▶ [Exercise objective] Write out the entire listing below exactly as it appears, minus any pictures.

▶ [Supplied entries]
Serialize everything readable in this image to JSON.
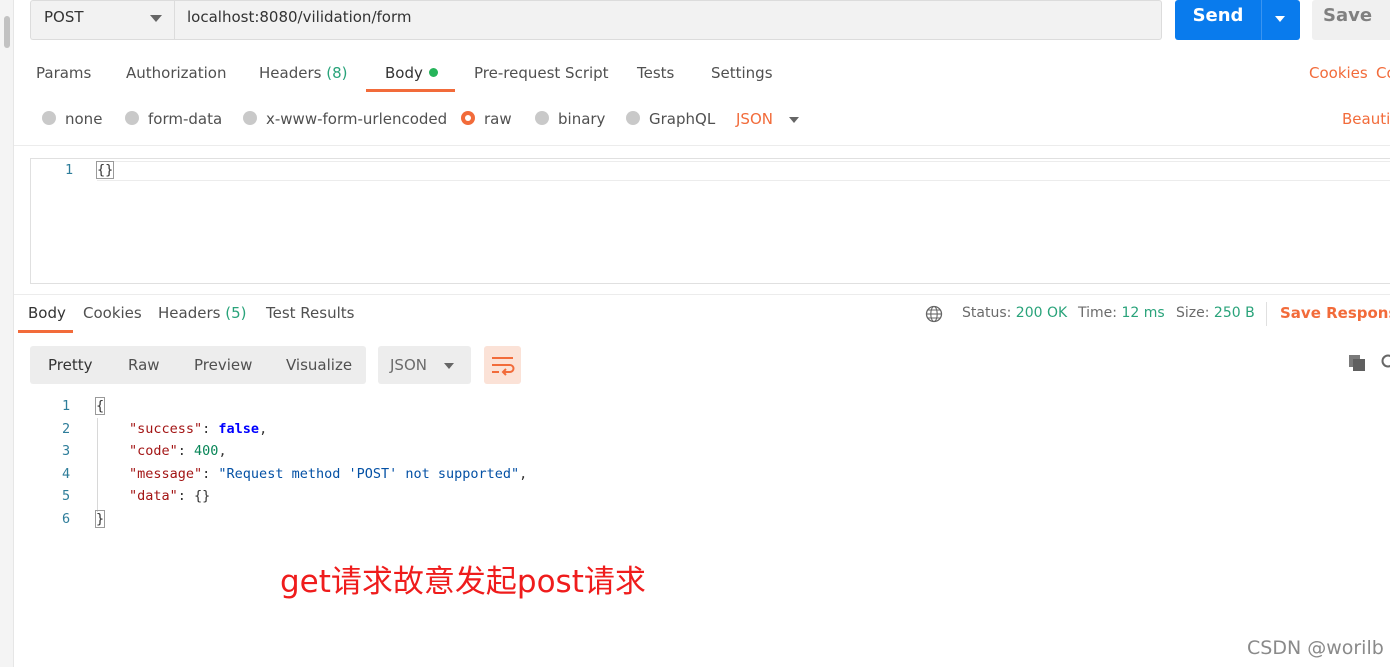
{
  "request": {
    "method": "POST",
    "url": "localhost:8080/vilidation/form",
    "send_label": "Send",
    "save_label": "Save"
  },
  "request_tabs": [
    {
      "label": "Params"
    },
    {
      "label": "Authorization"
    },
    {
      "label": "Headers",
      "count": "(8)"
    },
    {
      "label": "Body",
      "active": true,
      "indicator": "green-dot"
    },
    {
      "label": "Pre-request Script"
    },
    {
      "label": "Tests"
    },
    {
      "label": "Settings"
    }
  ],
  "request_links": {
    "cookies": "Cookies",
    "code": "Co",
    "beautify": "Beautif"
  },
  "body_types": [
    {
      "label": "none",
      "selected": false
    },
    {
      "label": "form-data",
      "selected": false
    },
    {
      "label": "x-www-form-urlencoded",
      "selected": false
    },
    {
      "label": "raw",
      "selected": true
    },
    {
      "label": "binary",
      "selected": false
    },
    {
      "label": "GraphQL",
      "selected": false
    }
  ],
  "body_format": "JSON",
  "request_editor": {
    "line_number": "1",
    "content": "{}"
  },
  "response_tabs": [
    {
      "label": "Body",
      "active": true
    },
    {
      "label": "Cookies"
    },
    {
      "label": "Headers",
      "count": "(5)"
    },
    {
      "label": "Test Results"
    }
  ],
  "response_status": {
    "status_label": "Status:",
    "status_value": "200 OK",
    "time_label": "Time:",
    "time_value": "12 ms",
    "size_label": "Size:",
    "size_value": "250 B",
    "save_response": "Save Response"
  },
  "view_modes": [
    "Pretty",
    "Raw",
    "Preview",
    "Visualize"
  ],
  "response_format": "JSON",
  "response_body": {
    "line_numbers": [
      "1",
      "2",
      "3",
      "4",
      "5",
      "6"
    ],
    "open": "{",
    "success_key": "\"success\"",
    "success_value": "false",
    "code_key": "\"code\"",
    "code_value": "400",
    "message_key": "\"message\"",
    "message_value": "\"Request method 'POST' not supported\"",
    "data_key": "\"data\"",
    "data_value": "{}",
    "close": "}"
  },
  "annotation": "get请求故意发起post请求",
  "watermark": "CSDN @worilb",
  "colors": {
    "accent": "#f26b3a",
    "send": "#097bed",
    "success": "#29a37a",
    "annotation": "#ef1c1c"
  }
}
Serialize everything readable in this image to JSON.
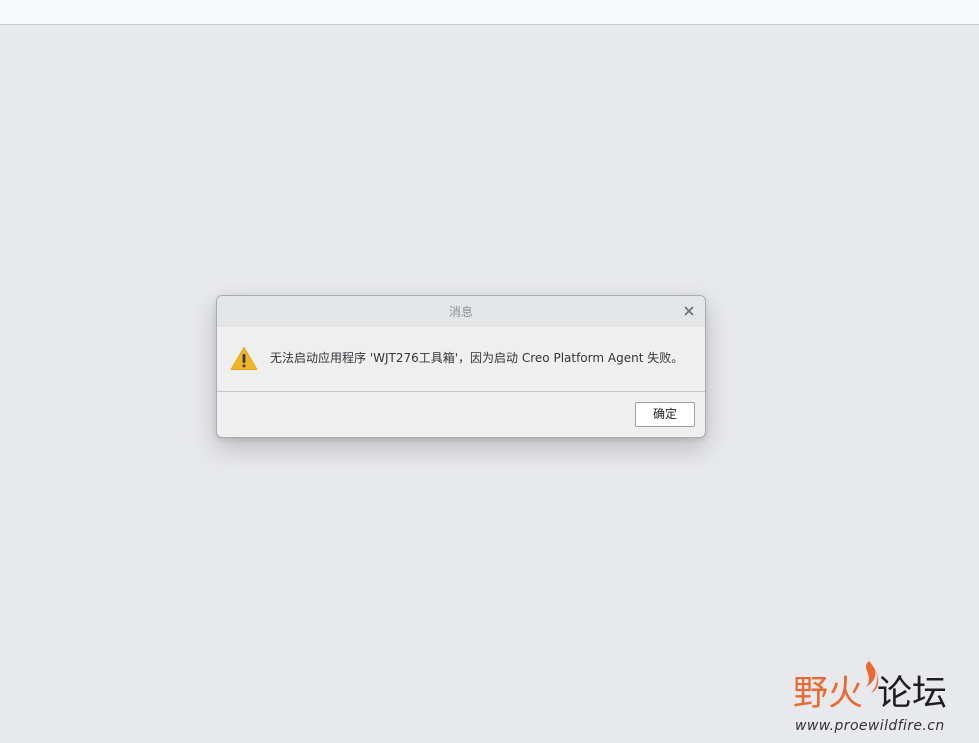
{
  "dialog": {
    "title": "消息",
    "message": "无法启动应用程序 'WJT276工具箱'，因为启动 Creo Platform Agent 失败。",
    "ok_label": "确定",
    "icons": {
      "close": "close-icon",
      "warning": "warning-icon"
    },
    "colors": {
      "warning": "#f0b427",
      "background": "#efeff0"
    }
  },
  "watermark": {
    "brand_orange": "野火",
    "brand_dark": "论坛",
    "url": "www.proewildfire.cn",
    "colors": {
      "accent": "#e86a32"
    }
  }
}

▶ [Response to this exercise]
Serialize everything readable in this image to JSON.
{
  "request": {
    "method": "POST",
    "url": "localhost:8080/vilidation/form",
    "send_label": "Send",
    "save_label": "Save"
  },
  "request_tabs": [
    {
      "label": "Params"
    },
    {
      "label": "Authorization"
    },
    {
      "label": "Headers",
      "count": "(8)"
    },
    {
      "label": "Body",
      "active": true,
      "indicator": "green-dot"
    },
    {
      "label": "Pre-request Script"
    },
    {
      "label": "Tests"
    },
    {
      "label": "Settings"
    }
  ],
  "request_links": {
    "cookies": "Cookies",
    "code": "Co",
    "beautify": "Beautif"
  },
  "body_types": [
    {
      "label": "none",
      "selected": false
    },
    {
      "label": "form-data",
      "selected": false
    },
    {
      "label": "x-www-form-urlencoded",
      "selected": false
    },
    {
      "label": "raw",
      "selected": true
    },
    {
      "label": "binary",
      "selected": false
    },
    {
      "label": "GraphQL",
      "selected": false
    }
  ],
  "body_format": "JSON",
  "request_editor": {
    "line_number": "1",
    "content": "{}"
  },
  "response_tabs": [
    {
      "label": "Body",
      "active": true
    },
    {
      "label": "Cookies"
    },
    {
      "label": "Headers",
      "count": "(5)"
    },
    {
      "label": "Test Results"
    }
  ],
  "response_status": {
    "status_label": "Status:",
    "status_value": "200 OK",
    "time_label": "Time:",
    "time_value": "12 ms",
    "size_label": "Size:",
    "size_value": "250 B",
    "save_response": "Save Response"
  },
  "view_modes": [
    "Pretty",
    "Raw",
    "Preview",
    "Visualize"
  ],
  "response_format": "JSON",
  "response_body": {
    "line_numbers": [
      "1",
      "2",
      "3",
      "4",
      "5",
      "6"
    ],
    "open": "{",
    "success_key": "\"success\"",
    "success_value": "false",
    "code_key": "\"code\"",
    "code_value": "400",
    "message_key": "\"message\"",
    "message_value": "\"Request method 'POST' not supported\"",
    "data_key": "\"data\"",
    "data_value": "{}",
    "close": "}"
  },
  "annotation": "get请求故意发起post请求",
  "watermark": "CSDN @worilb",
  "colors": {
    "accent": "#f26b3a",
    "send": "#097bed",
    "success": "#29a37a",
    "annotation": "#ef1c1c"
  }
}
Serialize everything readable in this image to JSON.
{
  "dialog": {
    "title": "消息",
    "message": "无法启动应用程序 'WJT276工具箱'，因为启动 Creo Platform Agent 失败。",
    "ok_label": "确定",
    "icons": {
      "close": "close-icon",
      "warning": "warning-icon"
    },
    "colors": {
      "warning": "#f0b427",
      "background": "#efeff0"
    }
  },
  "watermark": {
    "brand_orange": "野火",
    "brand_dark": "论坛",
    "url": "www.proewildfire.cn",
    "colors": {
      "accent": "#e86a32"
    }
  }
}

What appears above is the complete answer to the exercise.